— BEGIN Available data —
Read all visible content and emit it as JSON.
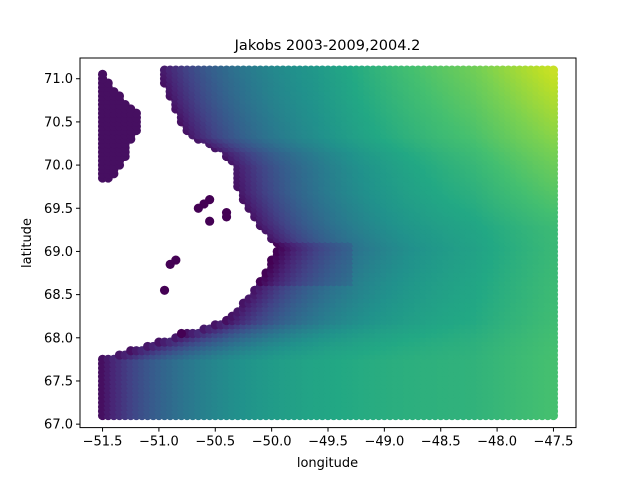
{
  "chart_data": {
    "type": "scatter",
    "title": "Jakobs 2003-2009,2004.2",
    "xlabel": "longitude",
    "ylabel": "latitude",
    "xlim": [
      -51.7,
      -47.3
    ],
    "ylim": [
      66.96,
      71.24
    ],
    "xticks": [
      -51.5,
      -51.0,
      -50.5,
      -50.0,
      -49.5,
      -49.0,
      -48.5,
      -48.0,
      -47.5
    ],
    "xtick_labels": [
      "−51.5",
      "−51.0",
      "−50.5",
      "−50.0",
      "−49.5",
      "−49.0",
      "−48.5",
      "−48.0",
      "−47.5"
    ],
    "yticks": [
      67.0,
      67.5,
      68.0,
      68.5,
      69.0,
      69.5,
      70.0,
      70.5,
      71.0
    ],
    "ytick_labels": [
      "67.0",
      "67.5",
      "68.0",
      "68.5",
      "69.0",
      "69.5",
      "70.0",
      "70.5",
      "71.0"
    ],
    "colormap": [
      "#440154",
      "#482475",
      "#414487",
      "#355f8d",
      "#2a788e",
      "#21918c",
      "#22a884",
      "#44bf70",
      "#7ad151",
      "#bddf26",
      "#fde725"
    ],
    "grid_spacing": {
      "lon": 0.05,
      "lat": 0.05
    },
    "x_range": [
      -51.5,
      -47.5
    ],
    "y_range": [
      67.1,
      71.1
    ],
    "grid": false,
    "legend": "none",
    "land_regions": [
      {
        "name": "west-coast-main",
        "lon_max_profile": [
          [
            67.1,
            -51.5
          ],
          [
            67.75,
            -51.5
          ],
          [
            67.75,
            -50.6
          ],
          [
            67.6,
            -50.35
          ],
          [
            67.5,
            -50.45
          ],
          [
            67.25,
            -50.2
          ],
          [
            67.15,
            -50.1
          ],
          [
            67.1,
            -50.1
          ]
        ]
      },
      {
        "name": "central-land",
        "lon_max_profile": [
          [
            67.75,
            -51.5
          ],
          [
            68.2,
            -50.4
          ],
          [
            68.5,
            -50.2
          ],
          [
            68.8,
            -50.05
          ],
          [
            69.05,
            -49.95
          ],
          [
            69.35,
            -50.15
          ],
          [
            69.7,
            -50.3
          ],
          [
            70.0,
            -50.35
          ],
          [
            70.15,
            -50.45
          ],
          [
            70.35,
            -50.75
          ],
          [
            70.75,
            -50.9
          ],
          [
            71.1,
            -51.0
          ]
        ]
      },
      {
        "name": "north-inlet",
        "lon_max_profile": [
          [
            69.8,
            -51.45
          ],
          [
            70.05,
            -51.3
          ],
          [
            70.2,
            -51.3
          ],
          [
            70.35,
            -51.2
          ],
          [
            70.6,
            -51.2
          ],
          [
            70.8,
            -51.35
          ],
          [
            70.95,
            -51.45
          ],
          [
            71.05,
            -51.5
          ]
        ]
      }
    ],
    "isolated_points": [
      {
        "lon": -50.55,
        "lat": 69.6
      },
      {
        "lon": -50.6,
        "lat": 69.55
      },
      {
        "lon": -50.65,
        "lat": 69.5
      },
      {
        "lon": -50.55,
        "lat": 69.35
      },
      {
        "lon": -50.4,
        "lat": 69.45
      },
      {
        "lon": -50.4,
        "lat": 69.4
      },
      {
        "lon": -50.85,
        "lat": 68.9
      },
      {
        "lon": -50.9,
        "lat": 68.85
      },
      {
        "lon": -50.95,
        "lat": 68.55
      },
      {
        "lon": -50.8,
        "lat": 68.05
      }
    ]
  }
}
— END Available data —
§ Aim of the exercise: Read the entries and pick out all lines that include the word "name".

§ Answer to this exercise:
        "name": "west-coast-main",
        "name": "central-land",
        "name": "north-inlet",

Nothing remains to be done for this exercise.